-- START PROVIDED RECORDS --
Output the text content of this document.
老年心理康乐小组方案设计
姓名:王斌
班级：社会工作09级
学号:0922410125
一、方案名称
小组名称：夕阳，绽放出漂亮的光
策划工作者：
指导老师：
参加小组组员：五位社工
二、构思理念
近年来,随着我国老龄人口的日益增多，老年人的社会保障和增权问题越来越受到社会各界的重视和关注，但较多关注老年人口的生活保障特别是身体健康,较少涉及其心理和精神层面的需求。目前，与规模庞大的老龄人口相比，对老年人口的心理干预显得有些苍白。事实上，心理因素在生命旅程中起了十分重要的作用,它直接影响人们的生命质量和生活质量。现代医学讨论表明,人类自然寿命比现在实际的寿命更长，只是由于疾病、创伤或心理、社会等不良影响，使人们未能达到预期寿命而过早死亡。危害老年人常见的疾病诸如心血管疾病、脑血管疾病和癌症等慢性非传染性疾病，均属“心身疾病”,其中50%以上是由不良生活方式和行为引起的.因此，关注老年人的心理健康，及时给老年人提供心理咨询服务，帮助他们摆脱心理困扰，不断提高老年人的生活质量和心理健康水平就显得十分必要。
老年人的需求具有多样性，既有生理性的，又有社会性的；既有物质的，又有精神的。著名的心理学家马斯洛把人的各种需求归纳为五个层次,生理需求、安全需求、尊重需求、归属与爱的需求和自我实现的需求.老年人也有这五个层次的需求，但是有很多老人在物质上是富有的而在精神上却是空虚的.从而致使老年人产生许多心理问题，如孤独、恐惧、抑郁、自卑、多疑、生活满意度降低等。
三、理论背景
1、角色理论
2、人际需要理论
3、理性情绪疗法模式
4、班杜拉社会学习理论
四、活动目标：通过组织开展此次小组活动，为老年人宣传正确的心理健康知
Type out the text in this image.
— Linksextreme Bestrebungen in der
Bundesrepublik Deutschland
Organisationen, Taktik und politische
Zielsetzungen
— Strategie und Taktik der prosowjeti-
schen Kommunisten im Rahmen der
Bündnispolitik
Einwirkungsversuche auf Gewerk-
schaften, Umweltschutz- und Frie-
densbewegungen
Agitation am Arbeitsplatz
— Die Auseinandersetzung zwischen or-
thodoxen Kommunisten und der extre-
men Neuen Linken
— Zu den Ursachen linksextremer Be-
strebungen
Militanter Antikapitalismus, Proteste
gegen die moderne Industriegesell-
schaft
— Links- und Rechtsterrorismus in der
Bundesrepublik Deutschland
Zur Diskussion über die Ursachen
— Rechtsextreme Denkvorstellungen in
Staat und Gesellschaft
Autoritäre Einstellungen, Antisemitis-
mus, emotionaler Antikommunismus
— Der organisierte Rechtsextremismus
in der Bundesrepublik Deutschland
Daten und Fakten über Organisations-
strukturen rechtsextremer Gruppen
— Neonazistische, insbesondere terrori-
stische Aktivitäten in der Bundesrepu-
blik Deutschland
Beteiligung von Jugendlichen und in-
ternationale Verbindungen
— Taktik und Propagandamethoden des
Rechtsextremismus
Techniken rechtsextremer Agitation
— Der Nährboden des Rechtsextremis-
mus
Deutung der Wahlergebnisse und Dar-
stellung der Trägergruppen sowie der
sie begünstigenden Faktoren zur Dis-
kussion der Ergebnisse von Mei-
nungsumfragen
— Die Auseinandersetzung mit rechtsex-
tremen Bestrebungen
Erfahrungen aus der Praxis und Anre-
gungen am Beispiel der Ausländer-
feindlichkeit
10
-- END PROVIDED RECORDS --
Where a line above holds the string "Bestrebungen", show that line.

**SOLVED PROBLEM**
— Linksextreme Bestrebungen in der
tremen Bestrebungen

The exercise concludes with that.